Work to be completed – Scan the data beneath this task and copy each line that includes "image".
───
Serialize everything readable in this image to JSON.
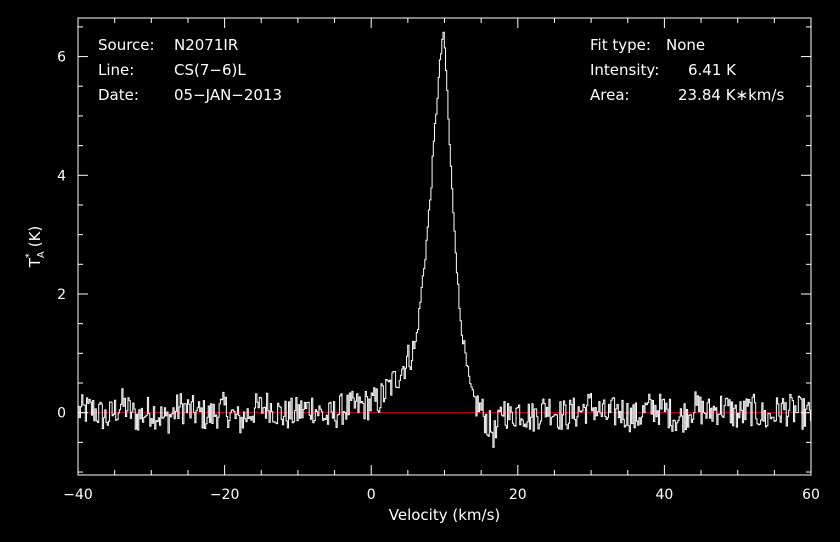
{
  "chart_data": {
    "type": "line",
    "xlabel": "Velocity (km/s)",
    "ylabel": "TA* (K)",
    "ylabel_parts": {
      "base": "T",
      "sub": "A",
      "sup": "*",
      "unit": "(K)"
    },
    "xlim": [
      -40,
      60
    ],
    "ylim": [
      -1.05,
      6.65
    ],
    "xticks": [
      -40,
      -20,
      0,
      20,
      40,
      60
    ],
    "xtick_labels": [
      "−40",
      "−20",
      "0",
      "20",
      "40",
      "60"
    ],
    "yticks": [
      0,
      2,
      4,
      6
    ],
    "ytick_labels": [
      "0",
      "2",
      "4",
      "6"
    ],
    "baseline": 0,
    "grid": false,
    "colors": {
      "background": "#000000",
      "spectrum": "#ffffff",
      "baseline": "#c80000",
      "axes": "#ffffff"
    },
    "annotations": {
      "left": [
        {
          "label": "Source:",
          "value": "N2071IR"
        },
        {
          "label": "Line:",
          "value": "CS(7−6)L"
        },
        {
          "label": "Date:",
          "value": "05−JAN−2013"
        }
      ],
      "right": [
        {
          "label": "Fit type:",
          "value": "None"
        },
        {
          "label": "Intensity:",
          "value": "6.41 K"
        },
        {
          "label": "Area:",
          "value": "23.84 K∗km/s"
        }
      ]
    },
    "series": [
      {
        "x": [
          -40,
          -38,
          -36,
          -34,
          -32,
          -30,
          -28,
          -26,
          -24,
          -22,
          -20,
          -18,
          -16,
          -14,
          -12,
          -10,
          -8,
          -6,
          -4,
          -2,
          0,
          1,
          2,
          3,
          4,
          5,
          6,
          6.5,
          7,
          7.5,
          8,
          8.5,
          9,
          9.5,
          9.8,
          10,
          10.3,
          10.6,
          11,
          11.5,
          12,
          12.5,
          13,
          13.5,
          14,
          15,
          16,
          17,
          18,
          19,
          20,
          22,
          24,
          26,
          28,
          30,
          32,
          34,
          36,
          38,
          40,
          42,
          44,
          46,
          48,
          50,
          52,
          54,
          56,
          58,
          60
        ],
        "values": [
          0.02,
          0.05,
          -0.1,
          0.15,
          -0.08,
          0.04,
          -0.12,
          0.1,
          0.0,
          -0.06,
          0.08,
          -0.15,
          0.05,
          0.12,
          -0.05,
          0.0,
          0.1,
          -0.1,
          0.06,
          0.1,
          0.15,
          0.2,
          0.35,
          0.5,
          0.7,
          0.9,
          1.1,
          1.6,
          2.2,
          2.8,
          3.5,
          4.4,
          5.3,
          6.0,
          6.41,
          6.2,
          5.6,
          4.8,
          3.8,
          2.9,
          1.8,
          1.3,
          0.8,
          0.45,
          0.2,
          0.05,
          -0.2,
          -0.4,
          0.1,
          -0.1,
          0.05,
          -0.08,
          0.1,
          -0.05,
          0.0,
          0.12,
          -0.06,
          0.04,
          -0.1,
          0.08,
          0.05,
          -0.12,
          0.1,
          0.0,
          0.1,
          -0.05,
          0.05,
          -0.1,
          0.06,
          0.02,
          -0.05
        ]
      }
    ]
  }
}
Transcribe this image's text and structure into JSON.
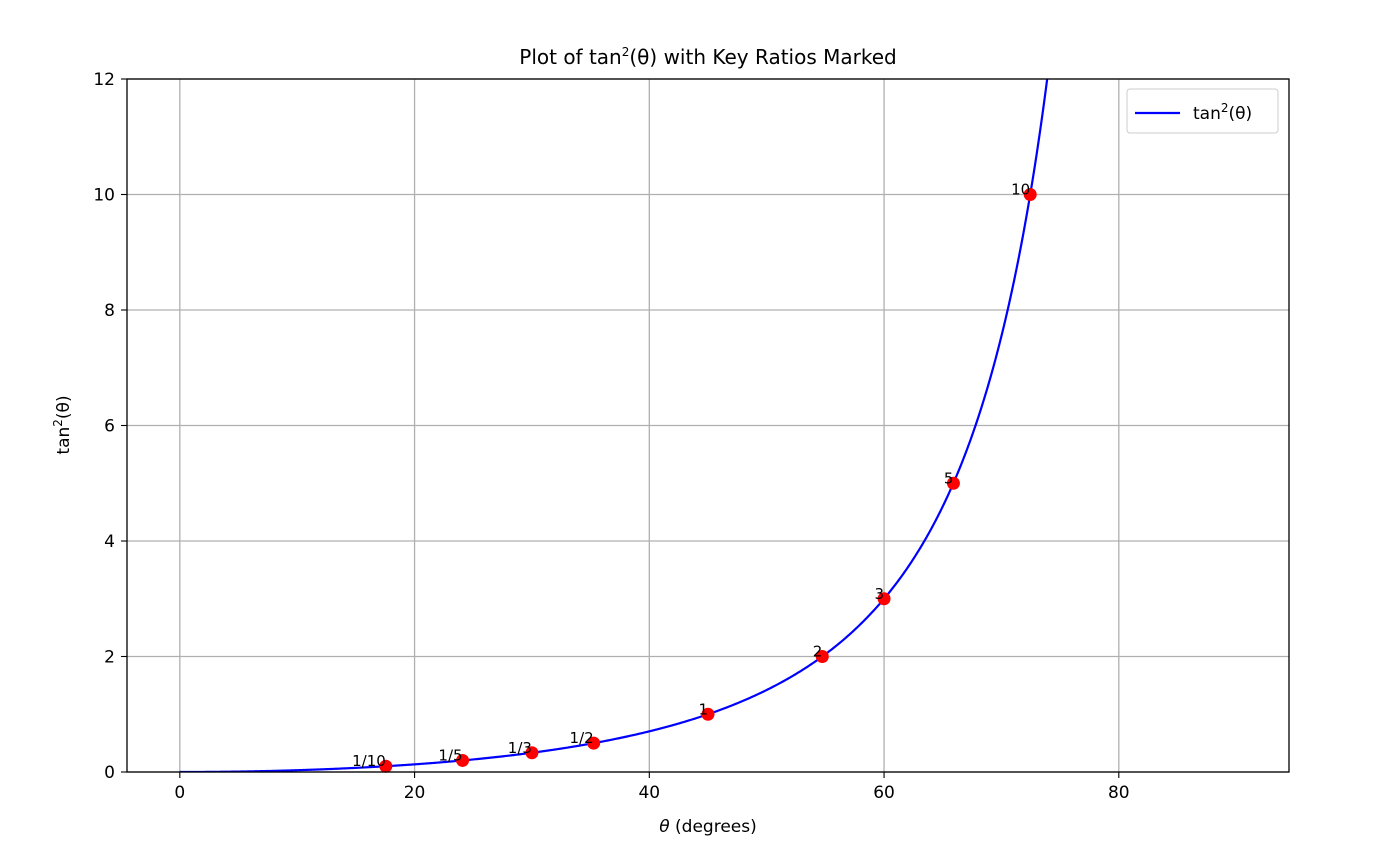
{
  "chart_data": {
    "type": "line",
    "title": {
      "pre": "Plot of tan",
      "sup": "2",
      "post": "(θ) with Key Ratios Marked"
    },
    "xlabel": {
      "sym": "θ",
      "rest": " (degrees)"
    },
    "ylabel": {
      "pre": "tan",
      "sup": "2",
      "post": "(θ)"
    },
    "xlim": [
      -4.5,
      94.5
    ],
    "ylim": [
      0,
      12
    ],
    "xticks": [
      0,
      20,
      40,
      60,
      80
    ],
    "yticks": [
      0,
      2,
      4,
      6,
      8,
      10,
      12
    ],
    "grid": true,
    "legend_position": "top-right",
    "series": [
      {
        "name": {
          "pre": "tan",
          "sup": "2",
          "post": "(θ)"
        },
        "function": "tan^2(theta)",
        "x_range": [
          0,
          90
        ],
        "color": "#0000ff"
      }
    ],
    "marked_points": {
      "color": "#ff0000",
      "points": [
        {
          "label": "1/10",
          "x": 17.55,
          "y": 0.1
        },
        {
          "label": "1/5",
          "x": 24.09,
          "y": 0.2
        },
        {
          "label": "1/3",
          "x": 30.0,
          "y": 0.333
        },
        {
          "label": "1/2",
          "x": 35.26,
          "y": 0.5
        },
        {
          "label": "1",
          "x": 45.0,
          "y": 1.0
        },
        {
          "label": "2",
          "x": 54.74,
          "y": 2.0
        },
        {
          "label": "3",
          "x": 60.0,
          "y": 3.0
        },
        {
          "label": "5",
          "x": 65.91,
          "y": 5.0
        },
        {
          "label": "10",
          "x": 72.45,
          "y": 10.0
        }
      ]
    }
  }
}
───
Result of the exercise –
Serialize everything readable in this image to JSON.
Transcribe this image's text and structure into JSON.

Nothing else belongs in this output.